━━━ Data supplied

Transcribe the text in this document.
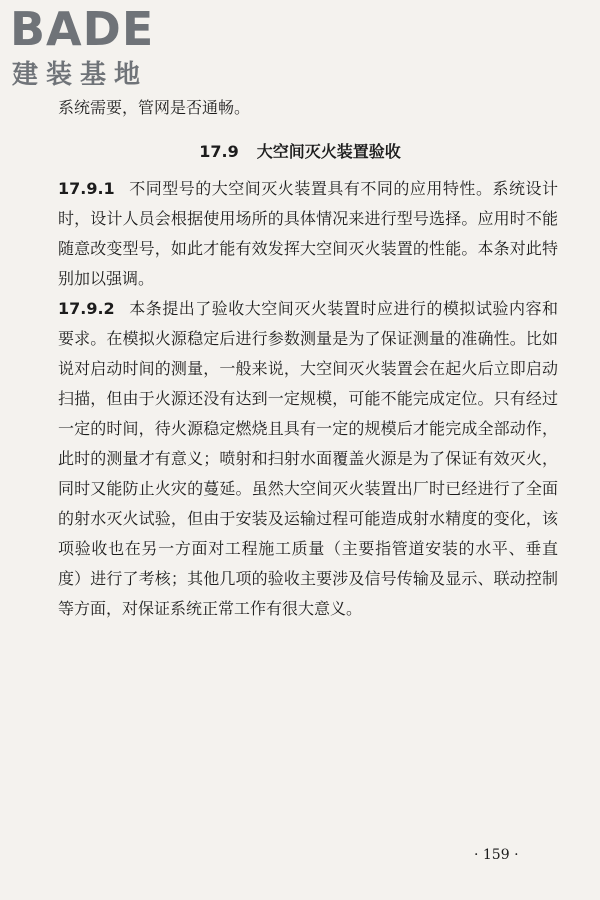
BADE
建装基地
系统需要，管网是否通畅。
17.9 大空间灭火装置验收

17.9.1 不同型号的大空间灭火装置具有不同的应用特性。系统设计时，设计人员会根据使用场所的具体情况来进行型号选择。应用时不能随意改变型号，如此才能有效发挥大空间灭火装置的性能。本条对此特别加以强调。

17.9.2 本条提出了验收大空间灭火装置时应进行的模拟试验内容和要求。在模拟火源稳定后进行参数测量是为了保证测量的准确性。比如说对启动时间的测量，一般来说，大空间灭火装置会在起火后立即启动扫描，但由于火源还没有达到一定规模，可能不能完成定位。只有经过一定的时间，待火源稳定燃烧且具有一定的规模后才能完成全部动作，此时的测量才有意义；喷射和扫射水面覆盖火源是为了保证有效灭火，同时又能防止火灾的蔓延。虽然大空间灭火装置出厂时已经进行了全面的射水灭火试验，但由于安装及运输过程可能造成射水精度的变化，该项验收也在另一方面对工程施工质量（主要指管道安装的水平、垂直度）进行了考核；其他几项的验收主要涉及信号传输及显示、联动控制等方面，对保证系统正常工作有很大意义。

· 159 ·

━━━━━━

* _Set task_: Make an exact copy of all entries above, dropping the images.

* _The completed task_:
Transcribe the text in this document.
BADE
建装基地
系统需要，管网是否通畅。
17.9 大空间灭火装置验收

17.9.1 不同型号的大空间灭火装置具有不同的应用特性。系统设计时，设计人员会根据使用场所的具体情况来进行型号选择。应用时不能随意改变型号，如此才能有效发挥大空间灭火装置的性能。本条对此特别加以强调。

17.9.2 本条提出了验收大空间灭火装置时应进行的模拟试验内容和要求。在模拟火源稳定后进行参数测量是为了保证测量的准确性。比如说对启动时间的测量，一般来说，大空间灭火装置会在起火后立即启动扫描，但由于火源还没有达到一定规模，可能不能完成定位。只有经过一定的时间，待火源稳定燃烧且具有一定的规模后才能完成全部动作，此时的测量才有意义；喷射和扫射水面覆盖火源是为了保证有效灭火，同时又能防止火灾的蔓延。虽然大空间灭火装置出厂时已经进行了全面的射水灭火试验，但由于安装及运输过程可能造成射水精度的变化，该项验收也在另一方面对工程施工质量（主要指管道安装的水平、垂直度）进行了考核；其他几项的验收主要涉及信号传输及显示、联动控制等方面，对保证系统正常工作有很大意义。

· 159 ·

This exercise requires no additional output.